## Stored records
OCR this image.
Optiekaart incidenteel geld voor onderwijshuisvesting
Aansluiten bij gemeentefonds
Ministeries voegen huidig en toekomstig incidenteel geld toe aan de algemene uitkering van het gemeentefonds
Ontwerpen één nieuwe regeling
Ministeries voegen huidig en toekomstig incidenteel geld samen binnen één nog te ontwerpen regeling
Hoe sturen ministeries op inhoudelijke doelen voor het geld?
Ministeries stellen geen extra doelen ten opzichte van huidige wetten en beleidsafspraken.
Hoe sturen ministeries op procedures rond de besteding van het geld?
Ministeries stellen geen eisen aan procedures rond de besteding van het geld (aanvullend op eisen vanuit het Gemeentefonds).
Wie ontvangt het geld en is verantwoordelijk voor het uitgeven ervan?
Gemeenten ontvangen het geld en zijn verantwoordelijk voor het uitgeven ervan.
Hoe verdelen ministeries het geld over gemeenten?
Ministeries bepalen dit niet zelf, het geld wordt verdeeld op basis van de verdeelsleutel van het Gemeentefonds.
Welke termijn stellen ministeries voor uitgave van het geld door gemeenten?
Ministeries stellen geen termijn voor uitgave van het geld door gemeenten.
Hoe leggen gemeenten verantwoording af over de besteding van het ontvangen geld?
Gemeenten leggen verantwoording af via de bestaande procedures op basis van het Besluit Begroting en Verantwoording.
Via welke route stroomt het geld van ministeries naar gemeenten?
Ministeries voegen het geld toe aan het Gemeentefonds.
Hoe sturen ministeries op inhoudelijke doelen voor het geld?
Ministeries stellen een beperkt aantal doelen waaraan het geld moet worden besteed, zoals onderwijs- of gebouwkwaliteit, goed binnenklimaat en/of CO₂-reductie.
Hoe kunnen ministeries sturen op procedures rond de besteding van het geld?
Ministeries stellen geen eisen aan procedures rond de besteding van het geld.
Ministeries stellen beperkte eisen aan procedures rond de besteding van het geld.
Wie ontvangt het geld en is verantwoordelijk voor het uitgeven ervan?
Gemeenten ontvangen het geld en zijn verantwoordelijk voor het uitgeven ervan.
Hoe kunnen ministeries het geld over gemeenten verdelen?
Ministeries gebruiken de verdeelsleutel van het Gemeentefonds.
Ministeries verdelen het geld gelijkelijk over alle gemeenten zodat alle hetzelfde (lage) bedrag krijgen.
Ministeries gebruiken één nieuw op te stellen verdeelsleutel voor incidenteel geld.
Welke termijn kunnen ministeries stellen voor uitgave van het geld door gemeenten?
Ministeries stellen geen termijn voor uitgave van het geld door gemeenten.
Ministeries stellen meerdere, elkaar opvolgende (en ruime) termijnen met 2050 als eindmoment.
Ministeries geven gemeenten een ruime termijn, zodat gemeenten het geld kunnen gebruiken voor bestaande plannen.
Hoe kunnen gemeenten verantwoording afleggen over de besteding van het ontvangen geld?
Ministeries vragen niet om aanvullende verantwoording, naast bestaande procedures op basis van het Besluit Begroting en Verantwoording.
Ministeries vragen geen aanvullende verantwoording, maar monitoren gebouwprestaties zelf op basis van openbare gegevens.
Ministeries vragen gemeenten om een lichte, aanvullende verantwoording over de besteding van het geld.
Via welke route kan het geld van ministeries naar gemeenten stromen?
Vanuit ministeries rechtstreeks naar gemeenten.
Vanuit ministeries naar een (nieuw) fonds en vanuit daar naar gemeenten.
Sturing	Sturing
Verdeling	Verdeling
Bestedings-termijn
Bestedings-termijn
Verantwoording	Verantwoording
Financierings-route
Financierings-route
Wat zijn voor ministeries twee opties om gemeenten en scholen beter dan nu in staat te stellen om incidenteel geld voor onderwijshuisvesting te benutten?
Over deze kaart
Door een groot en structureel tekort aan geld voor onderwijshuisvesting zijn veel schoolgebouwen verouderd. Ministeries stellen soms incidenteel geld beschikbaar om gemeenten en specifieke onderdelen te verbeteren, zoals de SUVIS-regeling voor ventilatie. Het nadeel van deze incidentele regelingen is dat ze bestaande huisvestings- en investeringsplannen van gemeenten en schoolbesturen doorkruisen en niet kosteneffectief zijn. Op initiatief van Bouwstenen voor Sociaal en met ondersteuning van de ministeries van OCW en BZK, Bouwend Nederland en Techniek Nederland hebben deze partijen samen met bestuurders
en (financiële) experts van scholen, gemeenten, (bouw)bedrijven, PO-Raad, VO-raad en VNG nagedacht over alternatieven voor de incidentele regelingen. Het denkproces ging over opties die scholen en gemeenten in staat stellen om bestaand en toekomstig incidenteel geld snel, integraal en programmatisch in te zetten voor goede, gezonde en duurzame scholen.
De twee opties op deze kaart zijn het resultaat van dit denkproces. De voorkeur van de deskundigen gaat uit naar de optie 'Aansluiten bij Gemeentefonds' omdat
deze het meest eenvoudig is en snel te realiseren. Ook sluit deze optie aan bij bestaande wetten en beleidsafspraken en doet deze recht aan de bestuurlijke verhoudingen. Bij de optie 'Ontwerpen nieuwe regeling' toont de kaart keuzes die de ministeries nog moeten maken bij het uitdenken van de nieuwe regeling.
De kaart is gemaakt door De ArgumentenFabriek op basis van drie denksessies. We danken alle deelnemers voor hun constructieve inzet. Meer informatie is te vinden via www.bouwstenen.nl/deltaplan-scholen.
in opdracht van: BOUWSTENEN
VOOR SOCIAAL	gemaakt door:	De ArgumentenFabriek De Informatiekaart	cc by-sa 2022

## PROMPT
Give all the entries again exactly; leave none out.

## EXERCISE SOLUTION
OCR this image.
Optiekaart incidenteel geld voor onderwijshuisvesting
Aansluiten bij gemeentefonds
Ministeries voegen huidig en toekomstig incidenteel geld toe aan de algemene uitkering van het gemeentefonds
Ontwerpen één nieuwe regeling
Ministeries voegen huidig en toekomstig incidenteel geld samen binnen één nog te ontwerpen regeling
Hoe sturen ministeries op inhoudelijke doelen voor het geld?
Ministeries stellen geen extra doelen ten opzichte van huidige wetten en beleidsafspraken.
Hoe sturen ministeries op procedures rond de besteding van het geld?
Ministeries stellen geen eisen aan procedures rond de besteding van het geld (aanvullend op eisen vanuit het Gemeentefonds).
Wie ontvangt het geld en is verantwoordelijk voor het uitgeven ervan?
Gemeenten ontvangen het geld en zijn verantwoordelijk voor het uitgeven ervan.
Hoe verdelen ministeries het geld over gemeenten?
Ministeries bepalen dit niet zelf, het geld wordt verdeeld op basis van de verdeelsleutel van het Gemeentefonds.
Welke termijn stellen ministeries voor uitgave van het geld door gemeenten?
Ministeries stellen geen termijn voor uitgave van het geld door gemeenten.
Hoe leggen gemeenten verantwoording af over de besteding van het ontvangen geld?
Gemeenten leggen verantwoording af via de bestaande procedures op basis van het Besluit Begroting en Verantwoording.
Via welke route stroomt het geld van ministeries naar gemeenten?
Ministeries voegen het geld toe aan het Gemeentefonds.
Hoe sturen ministeries op inhoudelijke doelen voor het geld?
Ministeries stellen een beperkt aantal doelen waaraan het geld moet worden besteed, zoals onderwijs- of gebouwkwaliteit, goed binnenklimaat en/of CO₂-reductie.
Hoe kunnen ministeries sturen op procedures rond de besteding van het geld?
Ministeries stellen geen eisen aan procedures rond de besteding van het geld.
Ministeries stellen beperkte eisen aan procedures rond de besteding van het geld.
Wie ontvangt het geld en is verantwoordelijk voor het uitgeven ervan?
Gemeenten ontvangen het geld en zijn verantwoordelijk voor het uitgeven ervan.
Hoe kunnen ministeries het geld over gemeenten verdelen?
Ministeries gebruiken de verdeelsleutel van het Gemeentefonds.
Ministeries verdelen het geld gelijkelijk over alle gemeenten zodat alle hetzelfde (lage) bedrag krijgen.
Ministeries gebruiken één nieuw op te stellen verdeelsleutel voor incidenteel geld.
Welke termijn kunnen ministeries stellen voor uitgave van het geld door gemeenten?
Ministeries stellen geen termijn voor uitgave van het geld door gemeenten.
Ministeries stellen meerdere, elkaar opvolgende (en ruime) termijnen met 2050 als eindmoment.
Ministeries geven gemeenten een ruime termijn, zodat gemeenten het geld kunnen gebruiken voor bestaande plannen.
Hoe kunnen gemeenten verantwoording afleggen over de besteding van het ontvangen geld?
Ministeries vragen niet om aanvullende verantwoording, naast bestaande procedures op basis van het Besluit Begroting en Verantwoording.
Ministeries vragen geen aanvullende verantwoording, maar monitoren gebouwprestaties zelf op basis van openbare gegevens.
Ministeries vragen gemeenten om een lichte, aanvullende verantwoording over de besteding van het geld.
Via welke route kan het geld van ministeries naar gemeenten stromen?
Vanuit ministeries rechtstreeks naar gemeenten.
Vanuit ministeries naar een (nieuw) fonds en vanuit daar naar gemeenten.
Sturing	Sturing
Verdeling	Verdeling
Bestedings-termijn
Bestedings-termijn
Verantwoording	Verantwoording
Financierings-route
Financierings-route
Wat zijn voor ministeries twee opties om gemeenten en scholen beter dan nu in staat te stellen om incidenteel geld voor onderwijshuisvesting te benutten?
Over deze kaart
Door een groot en structureel tekort aan geld voor onderwijshuisvesting zijn veel schoolgebouwen verouderd. Ministeries stellen soms incidenteel geld beschikbaar om gemeenten en specifieke onderdelen te verbeteren, zoals de SUVIS-regeling voor ventilatie. Het nadeel van deze incidentele regelingen is dat ze bestaande huisvestings- en investeringsplannen van gemeenten en schoolbesturen doorkruisen en niet kosteneffectief zijn. Op initiatief van Bouwstenen voor Sociaal en met ondersteuning van de ministeries van OCW en BZK, Bouwend Nederland en Techniek Nederland hebben deze partijen samen met bestuurders
en (financiële) experts van scholen, gemeenten, (bouw)bedrijven, PO-Raad, VO-raad en VNG nagedacht over alternatieven voor de incidentele regelingen. Het denkproces ging over opties die scholen en gemeenten in staat stellen om bestaand en toekomstig incidenteel geld snel, integraal en programmatisch in te zetten voor goede, gezonde en duurzame scholen.
De twee opties op deze kaart zijn het resultaat van dit denkproces. De voorkeur van de deskundigen gaat uit naar de optie 'Aansluiten bij Gemeentefonds' omdat
deze het meest eenvoudig is en snel te realiseren. Ook sluit deze optie aan bij bestaande wetten en beleidsafspraken en doet deze recht aan de bestuurlijke verhoudingen. Bij de optie 'Ontwerpen nieuwe regeling' toont de kaart keuzes die de ministeries nog moeten maken bij het uitdenken van de nieuwe regeling.
De kaart is gemaakt door De ArgumentenFabriek op basis van drie denksessies. We danken alle deelnemers voor hun constructieve inzet. Meer informatie is te vinden via www.bouwstenen.nl/deltaplan-scholen.
in opdracht van: BOUWSTENEN
VOOR SOCIAAL	gemaakt door:	De ArgumentenFabriek De Informatiekaart	cc by-sa 2022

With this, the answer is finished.